— start Material supplied —

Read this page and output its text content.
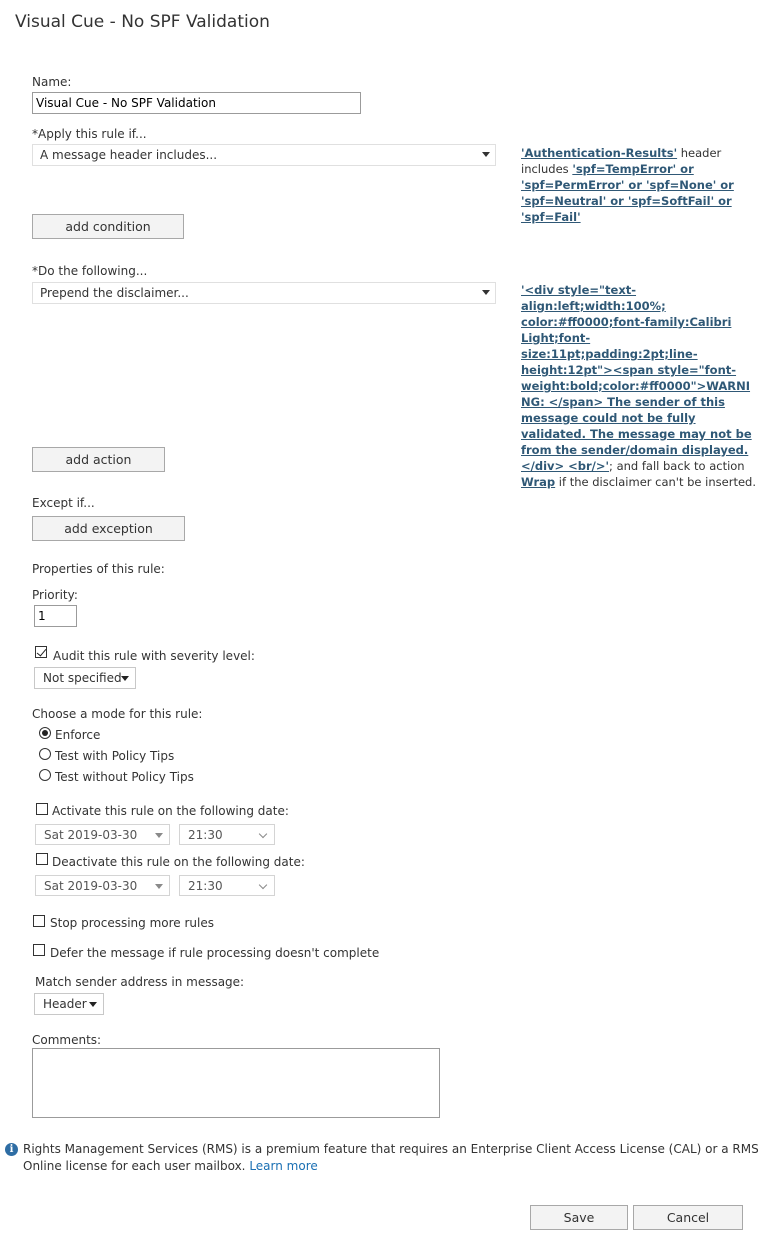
Visual Cue - No SPF Validation
Name:
Visual Cue - No SPF Validation
*Apply this rule if...
A message header includes...	'Authentication-Results' header includes 'spf=TempError' or 'spf=PermError' or 'spf=None' or 'spf=Neutral' or 'spf=SoftFail' or 'spf=Fail'
add condition
*Do the following...
Prepend the disclaimer...	'<div style="text-align:left;width:100%; color:#ff0000;font-family:Calibri Light;font-size:11pt;padding:2pt;line-height:12pt"><span style="font-weight:bold;color:#ff0000">WARNING: </span> The sender of this message could not be fully validated. The message may not be from the sender/domain displayed. </div> <br/>'; and fall back to action Wrap if the disclaimer can't be inserted.
add action
Except if...
add exception
Properties of this rule:
Priority:
1
Audit this rule with severity level:
Not specified
Choose a mode for this rule:
Enforce
Test with Policy Tips
Test without Policy Tips
Activate this rule on the following date:
Sat 2019-03-30	21:30
Deactivate this rule on the following date:
Sat 2019-03-30	21:30
Stop processing more rules
Defer the message if rule processing doesn't complete
Match sender address in message:
Header
Comments:
i Rights Management Services (RMS) is a premium feature that requires an Enterprise Client Access License (CAL) or a RMS Online license for each user mailbox. Learn more
Save	Cancel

— end Material supplied —

### Written problem
Pictures excluded, quote all the data above exactly.

### Worked answer
Read this page and output its text content.
Visual Cue - No SPF Validation
Name:
Visual Cue - No SPF Validation
*Apply this rule if...
A message header includes...	'Authentication-Results' header includes 'spf=TempError' or 'spf=PermError' or 'spf=None' or 'spf=Neutral' or 'spf=SoftFail' or 'spf=Fail'
add condition
*Do the following...
Prepend the disclaimer...	'<div style="text-align:left;width:100%; color:#ff0000;font-family:Calibri Light;font-size:11pt;padding:2pt;line-height:12pt"><span style="font-weight:bold;color:#ff0000">WARNING: </span> The sender of this message could not be fully validated. The message may not be from the sender/domain displayed. </div> <br/>'; and fall back to action Wrap if the disclaimer can't be inserted.
add action
Except if...
add exception
Properties of this rule:
Priority:
1
Audit this rule with severity level:
Not specified
Choose a mode for this rule:
Enforce
Test with Policy Tips
Test without Policy Tips
Activate this rule on the following date:
Sat 2019-03-30	21:30
Deactivate this rule on the following date:
Sat 2019-03-30	21:30
Stop processing more rules
Defer the message if rule processing doesn't complete
Match sender address in message:
Header
Comments:
i Rights Management Services (RMS) is a premium feature that requires an Enterprise Client Access License (CAL) or a RMS Online license for each user mailbox. Learn more
Save	Cancel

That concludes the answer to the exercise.